-- START Records for the task --

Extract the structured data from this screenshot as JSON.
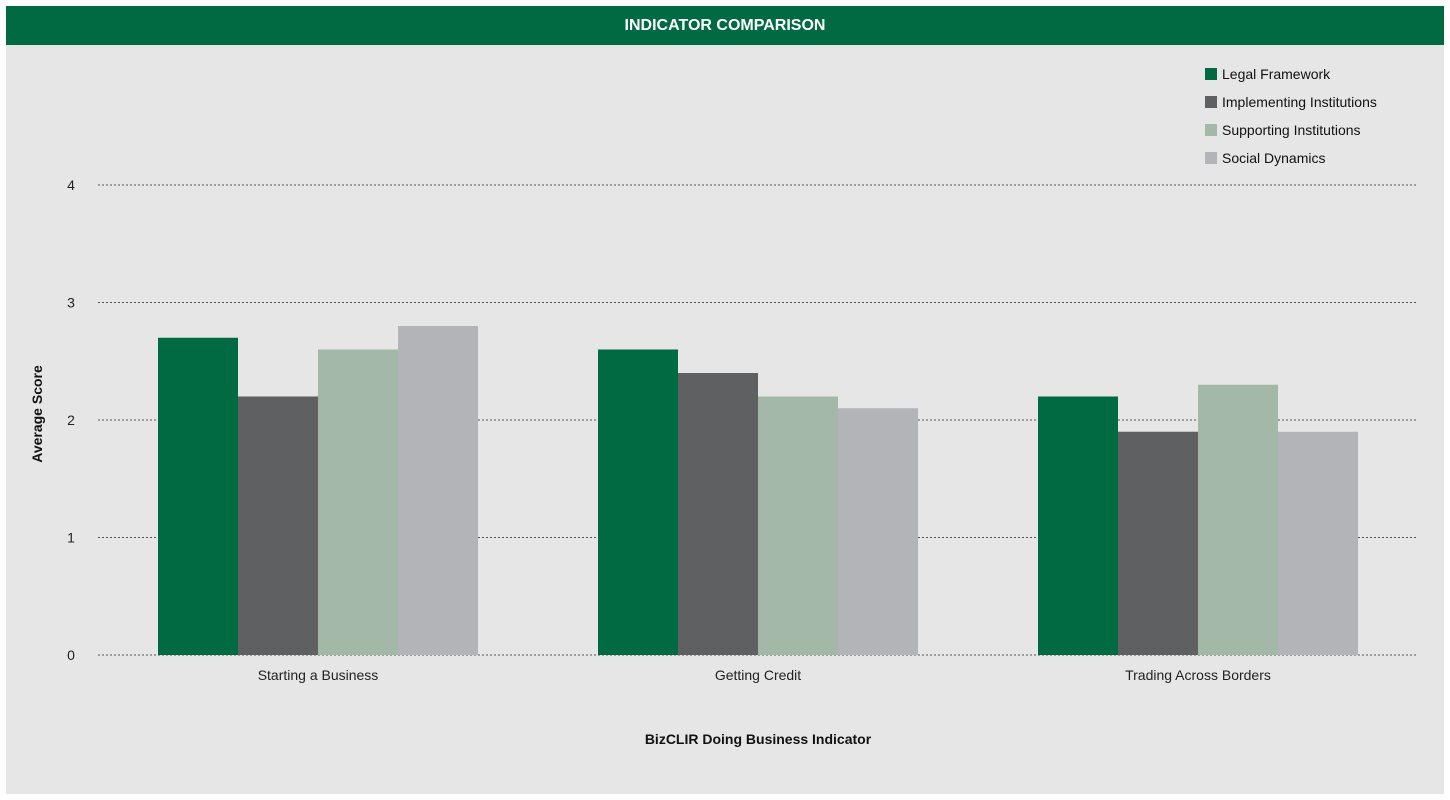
{
  "header": {
    "title": "INDICATOR COMPARISON"
  },
  "chart_data": {
    "type": "bar",
    "title": "INDICATOR COMPARISON",
    "xlabel": "BizCLIR Doing Business Indicator",
    "ylabel": "Average Score",
    "ylim": [
      0,
      4
    ],
    "yticks": [
      "0",
      "1",
      "2",
      "3",
      "4"
    ],
    "grid": true,
    "legend_position": "top-right",
    "categories": [
      "Starting a Business",
      "Getting Credit",
      "Trading Across Borders"
    ],
    "series": [
      {
        "name": "Legal Framework",
        "color": "#006a43",
        "values": [
          2.7,
          2.6,
          2.2
        ]
      },
      {
        "name": "Implementing Institutions",
        "color": "#5f6062",
        "values": [
          2.2,
          2.4,
          1.9
        ]
      },
      {
        "name": "Supporting Institutions",
        "color": "#a3b8a7",
        "values": [
          2.6,
          2.2,
          2.3
        ]
      },
      {
        "name": "Social Dynamics",
        "color": "#b3b4b7",
        "values": [
          2.8,
          2.1,
          1.9
        ]
      }
    ]
  }
}
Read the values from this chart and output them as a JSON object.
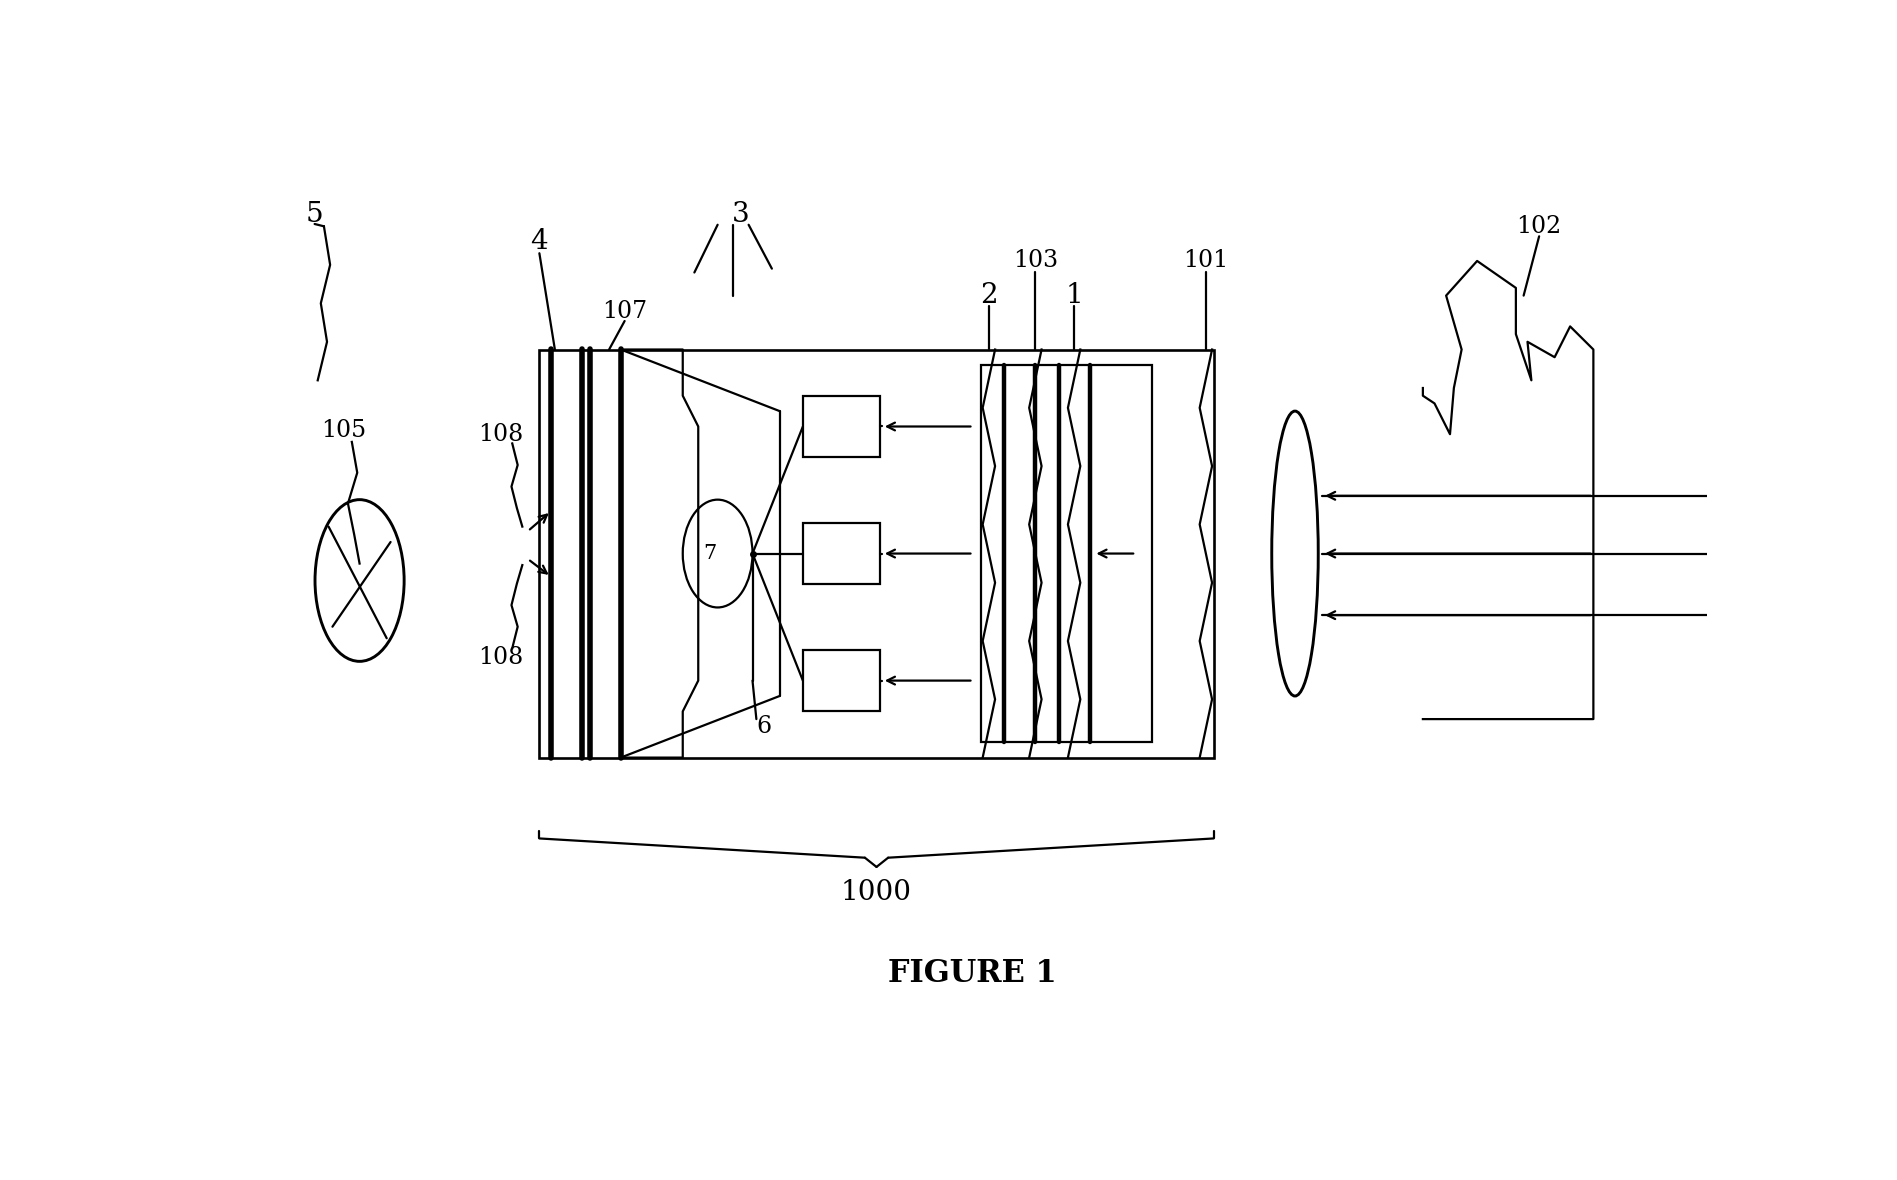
{
  "fig_width": 18.97,
  "fig_height": 11.8,
  "bg": "#ffffff",
  "lc": "#000000",
  "lw": 1.6
}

-- END Records for the task --

◆ Exercise objective ◆
Pictures stay out; repeat all the rest of the records exactly.

◆ Finished task ◆
Extract the structured data from this screenshot as JSON.
{
  "header": {
    "title": "INDICATOR COMPARISON"
  },
  "chart_data": {
    "type": "bar",
    "title": "INDICATOR COMPARISON",
    "xlabel": "BizCLIR Doing Business Indicator",
    "ylabel": "Average Score",
    "ylim": [
      0,
      4
    ],
    "yticks": [
      "0",
      "1",
      "2",
      "3",
      "4"
    ],
    "grid": true,
    "legend_position": "top-right",
    "categories": [
      "Starting a Business",
      "Getting Credit",
      "Trading Across Borders"
    ],
    "series": [
      {
        "name": "Legal Framework",
        "color": "#006a43",
        "values": [
          2.7,
          2.6,
          2.2
        ]
      },
      {
        "name": "Implementing Institutions",
        "color": "#5f6062",
        "values": [
          2.2,
          2.4,
          1.9
        ]
      },
      {
        "name": "Supporting Institutions",
        "color": "#a3b8a7",
        "values": [
          2.6,
          2.2,
          2.3
        ]
      },
      {
        "name": "Social Dynamics",
        "color": "#b3b4b7",
        "values": [
          2.8,
          2.1,
          1.9
        ]
      }
    ]
  }
}
Read the values from this chart and output them as a JSON object.
{
  "fig_width": 18.97,
  "fig_height": 11.8,
  "bg": "#ffffff",
  "lc": "#000000",
  "lw": 1.6
}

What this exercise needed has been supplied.